| Instructions for the task |
Leave out the pictures and copy everything else in the entries exactly.

☆ ☆ ☆ ☆ ☆ ☆ ☆

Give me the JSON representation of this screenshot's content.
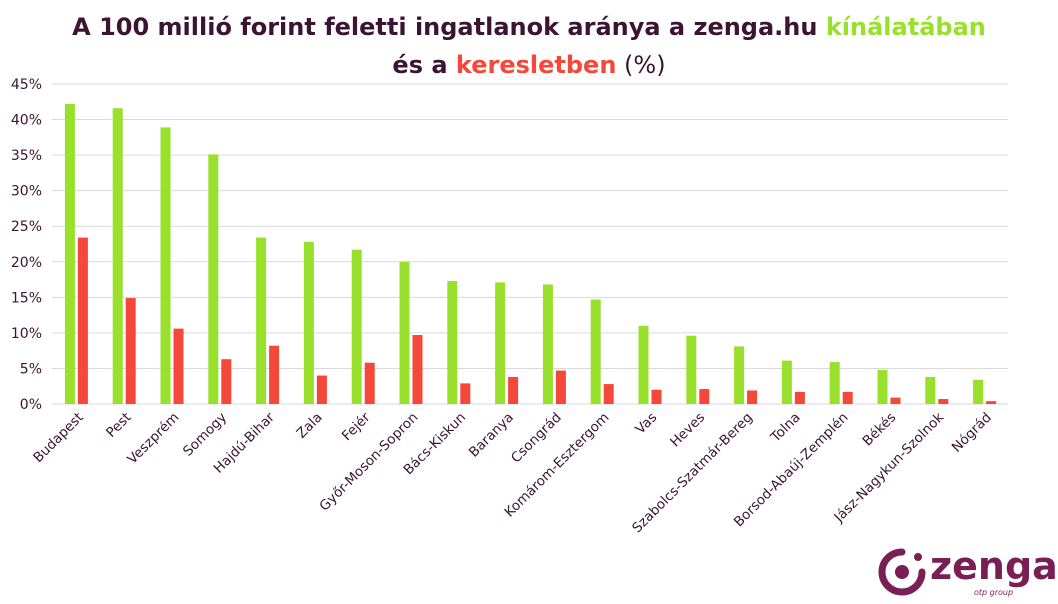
{
  "title": {
    "line1_main": "A 100 millió forint feletti ingatlanok aránya a zenga.hu ",
    "line1_accent": "kínálatában",
    "line2_prefix": "és a ",
    "line2_accent": "keresletben",
    "line2_suffix": " (%)"
  },
  "colors": {
    "title": "#3a1432",
    "supply": "#98e02c",
    "demand": "#f5473a",
    "grid": "#d9d9d9",
    "axis_text": "#3a1432",
    "logo": "#7a1f55"
  },
  "logo": {
    "name": "zenga",
    "sub": "otp group",
    "icon": "zenga-swirl-icon"
  },
  "chart_data": {
    "type": "bar",
    "categories": [
      "Budapest",
      "Pest",
      "Veszprém",
      "Somogy",
      "Hajdú-Bihar",
      "Zala",
      "Fejér",
      "Győr-Moson-Sopron",
      "Bács-Kiskun",
      "Baranya",
      "Csongrád",
      "Komárom-Esztergom",
      "Vas",
      "Heves",
      "Szabolcs-Szatmár-Bereg",
      "Tolna",
      "Borsod-Abaúj-Zemplén",
      "Békés",
      "Jász-Nagykun-Szolnok",
      "Nógrád"
    ],
    "series": [
      {
        "name": "kínálatában",
        "color": "#98e02c",
        "values": [
          42.2,
          41.6,
          38.9,
          35.1,
          23.4,
          22.8,
          21.7,
          20.0,
          17.3,
          17.1,
          16.8,
          14.7,
          11.0,
          9.6,
          8.1,
          6.1,
          5.9,
          4.8,
          3.8,
          3.4
        ]
      },
      {
        "name": "keresletben",
        "color": "#f5473a",
        "values": [
          23.4,
          14.9,
          10.6,
          6.3,
          8.2,
          4.0,
          5.8,
          9.7,
          2.9,
          3.8,
          4.7,
          2.8,
          2.0,
          2.1,
          1.9,
          1.7,
          1.7,
          0.9,
          0.7,
          0.4
        ]
      }
    ],
    "ylim": [
      0,
      45
    ],
    "yticks": [
      0,
      5,
      10,
      15,
      20,
      25,
      30,
      35,
      40,
      45
    ],
    "ytick_labels": [
      "0%",
      "5%",
      "10%",
      "15%",
      "20%",
      "25%",
      "30%",
      "35%",
      "40%",
      "45%"
    ],
    "grid": true,
    "legend": "none (title colour-coded)"
  }
}
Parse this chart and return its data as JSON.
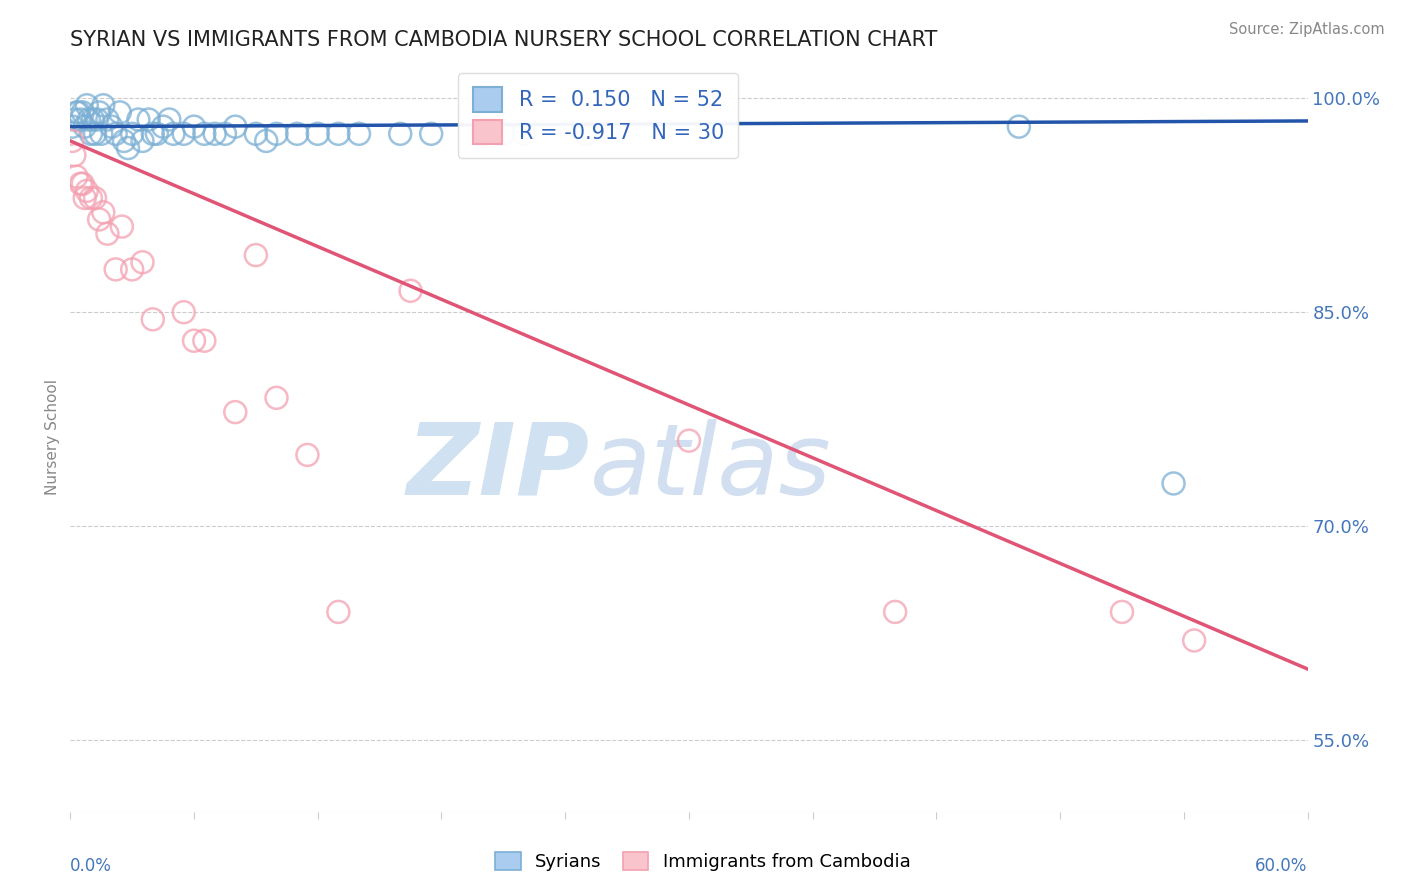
{
  "title": "SYRIAN VS IMMIGRANTS FROM CAMBODIA NURSERY SCHOOL CORRELATION CHART",
  "source": "Source: ZipAtlas.com",
  "ylabel": "Nursery School",
  "r_syrian": 0.15,
  "n_syrian": 52,
  "r_cambodia": -0.917,
  "n_cambodia": 30,
  "blue_color": "#7BAFD4",
  "pink_color": "#F4A0B0",
  "blue_line_color": "#2255AA",
  "pink_line_color": "#E05575",
  "legend_labels": [
    "Syrians",
    "Immigrants from Cambodia"
  ],
  "blue_scatter_x": [
    0.001,
    0.002,
    0.003,
    0.004,
    0.005,
    0.006,
    0.007,
    0.008,
    0.009,
    0.01,
    0.011,
    0.012,
    0.013,
    0.014,
    0.015,
    0.016,
    0.018,
    0.02,
    0.022,
    0.024,
    0.026,
    0.028,
    0.03,
    0.033,
    0.035,
    0.038,
    0.04,
    0.042,
    0.045,
    0.048,
    0.05,
    0.055,
    0.06,
    0.065,
    0.07,
    0.075,
    0.08,
    0.09,
    0.095,
    0.1,
    0.11,
    0.12,
    0.13,
    0.14,
    0.16,
    0.175,
    0.2,
    0.21,
    0.22,
    0.25,
    0.46,
    0.535
  ],
  "blue_scatter_y": [
    0.98,
    0.985,
    0.99,
    0.99,
    0.985,
    0.99,
    0.98,
    0.995,
    0.985,
    0.975,
    0.985,
    0.975,
    0.985,
    0.99,
    0.975,
    0.995,
    0.985,
    0.98,
    0.975,
    0.99,
    0.97,
    0.965,
    0.975,
    0.985,
    0.97,
    0.985,
    0.975,
    0.975,
    0.98,
    0.985,
    0.975,
    0.975,
    0.98,
    0.975,
    0.975,
    0.975,
    0.98,
    0.975,
    0.97,
    0.975,
    0.975,
    0.975,
    0.975,
    0.975,
    0.975,
    0.975,
    0.975,
    0.975,
    0.975,
    0.975,
    0.98,
    0.73
  ],
  "pink_scatter_x": [
    0.001,
    0.002,
    0.003,
    0.005,
    0.006,
    0.007,
    0.008,
    0.01,
    0.012,
    0.014,
    0.016,
    0.018,
    0.022,
    0.025,
    0.03,
    0.035,
    0.04,
    0.055,
    0.06,
    0.065,
    0.08,
    0.09,
    0.1,
    0.115,
    0.13,
    0.165,
    0.3,
    0.4,
    0.51,
    0.545
  ],
  "pink_scatter_y": [
    0.97,
    0.96,
    0.945,
    0.94,
    0.94,
    0.93,
    0.935,
    0.93,
    0.93,
    0.915,
    0.92,
    0.905,
    0.88,
    0.91,
    0.88,
    0.885,
    0.845,
    0.85,
    0.83,
    0.83,
    0.78,
    0.89,
    0.79,
    0.75,
    0.64,
    0.865,
    0.76,
    0.64,
    0.64,
    0.62
  ],
  "blue_trend_x0": 0.0,
  "blue_trend_x1": 0.6,
  "blue_trend_y0": 0.98,
  "blue_trend_y1": 0.984,
  "pink_trend_x0": 0.0,
  "pink_trend_x1": 0.6,
  "pink_trend_y0": 0.97,
  "pink_trend_y1": 0.6,
  "xmin": 0.0,
  "xmax": 0.6,
  "ymin": 0.5,
  "ymax": 1.025,
  "ytick_vals": [
    0.55,
    0.7,
    0.85,
    1.0
  ],
  "ytick_labels": [
    "55.0%",
    "70.0%",
    "85.0%",
    "100.0%"
  ]
}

☆ ☆ ☆ ☆ ☆ ☆ ☆

| Final result |
Give me the JSON representation of this screenshot's content.
{
  "title": {
    "line1_main": "A 100 millió forint feletti ingatlanok aránya a zenga.hu ",
    "line1_accent": "kínálatában",
    "line2_prefix": "és a ",
    "line2_accent": "keresletben",
    "line2_suffix": " (%)"
  },
  "colors": {
    "title": "#3a1432",
    "supply": "#98e02c",
    "demand": "#f5473a",
    "grid": "#d9d9d9",
    "axis_text": "#3a1432",
    "logo": "#7a1f55"
  },
  "logo": {
    "name": "zenga",
    "sub": "otp group",
    "icon": "zenga-swirl-icon"
  },
  "chart_data": {
    "type": "bar",
    "categories": [
      "Budapest",
      "Pest",
      "Veszprém",
      "Somogy",
      "Hajdú-Bihar",
      "Zala",
      "Fejér",
      "Győr-Moson-Sopron",
      "Bács-Kiskun",
      "Baranya",
      "Csongrád",
      "Komárom-Esztergom",
      "Vas",
      "Heves",
      "Szabolcs-Szatmár-Bereg",
      "Tolna",
      "Borsod-Abaúj-Zemplén",
      "Békés",
      "Jász-Nagykun-Szolnok",
      "Nógrád"
    ],
    "series": [
      {
        "name": "kínálatában",
        "color": "#98e02c",
        "values": [
          42.2,
          41.6,
          38.9,
          35.1,
          23.4,
          22.8,
          21.7,
          20.0,
          17.3,
          17.1,
          16.8,
          14.7,
          11.0,
          9.6,
          8.1,
          6.1,
          5.9,
          4.8,
          3.8,
          3.4
        ]
      },
      {
        "name": "keresletben",
        "color": "#f5473a",
        "values": [
          23.4,
          14.9,
          10.6,
          6.3,
          8.2,
          4.0,
          5.8,
          9.7,
          2.9,
          3.8,
          4.7,
          2.8,
          2.0,
          2.1,
          1.9,
          1.7,
          1.7,
          0.9,
          0.7,
          0.4
        ]
      }
    ],
    "ylim": [
      0,
      45
    ],
    "yticks": [
      0,
      5,
      10,
      15,
      20,
      25,
      30,
      35,
      40,
      45
    ],
    "ytick_labels": [
      "0%",
      "5%",
      "10%",
      "15%",
      "20%",
      "25%",
      "30%",
      "35%",
      "40%",
      "45%"
    ],
    "grid": true,
    "legend": "none (title colour-coded)"
  }
}
Parse this chart and return its data as JSON.
{
  "title": "SYRIAN VS IMMIGRANTS FROM CAMBODIA NURSERY SCHOOL CORRELATION CHART",
  "source": "Source: ZipAtlas.com",
  "ylabel": "Nursery School",
  "r_syrian": 0.15,
  "n_syrian": 52,
  "r_cambodia": -0.917,
  "n_cambodia": 30,
  "blue_color": "#7BAFD4",
  "pink_color": "#F4A0B0",
  "blue_line_color": "#2255AA",
  "pink_line_color": "#E05575",
  "legend_labels": [
    "Syrians",
    "Immigrants from Cambodia"
  ],
  "blue_scatter_x": [
    0.001,
    0.002,
    0.003,
    0.004,
    0.005,
    0.006,
    0.007,
    0.008,
    0.009,
    0.01,
    0.011,
    0.012,
    0.013,
    0.014,
    0.015,
    0.016,
    0.018,
    0.02,
    0.022,
    0.024,
    0.026,
    0.028,
    0.03,
    0.033,
    0.035,
    0.038,
    0.04,
    0.042,
    0.045,
    0.048,
    0.05,
    0.055,
    0.06,
    0.065,
    0.07,
    0.075,
    0.08,
    0.09,
    0.095,
    0.1,
    0.11,
    0.12,
    0.13,
    0.14,
    0.16,
    0.175,
    0.2,
    0.21,
    0.22,
    0.25,
    0.46,
    0.535
  ],
  "blue_scatter_y": [
    0.98,
    0.985,
    0.99,
    0.99,
    0.985,
    0.99,
    0.98,
    0.995,
    0.985,
    0.975,
    0.985,
    0.975,
    0.985,
    0.99,
    0.975,
    0.995,
    0.985,
    0.98,
    0.975,
    0.99,
    0.97,
    0.965,
    0.975,
    0.985,
    0.97,
    0.985,
    0.975,
    0.975,
    0.98,
    0.985,
    0.975,
    0.975,
    0.98,
    0.975,
    0.975,
    0.975,
    0.98,
    0.975,
    0.97,
    0.975,
    0.975,
    0.975,
    0.975,
    0.975,
    0.975,
    0.975,
    0.975,
    0.975,
    0.975,
    0.975,
    0.98,
    0.73
  ],
  "pink_scatter_x": [
    0.001,
    0.002,
    0.003,
    0.005,
    0.006,
    0.007,
    0.008,
    0.01,
    0.012,
    0.014,
    0.016,
    0.018,
    0.022,
    0.025,
    0.03,
    0.035,
    0.04,
    0.055,
    0.06,
    0.065,
    0.08,
    0.09,
    0.1,
    0.115,
    0.13,
    0.165,
    0.3,
    0.4,
    0.51,
    0.545
  ],
  "pink_scatter_y": [
    0.97,
    0.96,
    0.945,
    0.94,
    0.94,
    0.93,
    0.935,
    0.93,
    0.93,
    0.915,
    0.92,
    0.905,
    0.88,
    0.91,
    0.88,
    0.885,
    0.845,
    0.85,
    0.83,
    0.83,
    0.78,
    0.89,
    0.79,
    0.75,
    0.64,
    0.865,
    0.76,
    0.64,
    0.64,
    0.62
  ],
  "blue_trend_x0": 0.0,
  "blue_trend_x1": 0.6,
  "blue_trend_y0": 0.98,
  "blue_trend_y1": 0.984,
  "pink_trend_x0": 0.0,
  "pink_trend_x1": 0.6,
  "pink_trend_y0": 0.97,
  "pink_trend_y1": 0.6,
  "xmin": 0.0,
  "xmax": 0.6,
  "ymin": 0.5,
  "ymax": 1.025,
  "ytick_vals": [
    0.55,
    0.7,
    0.85,
    1.0
  ],
  "ytick_labels": [
    "55.0%",
    "70.0%",
    "85.0%",
    "100.0%"
  ]
}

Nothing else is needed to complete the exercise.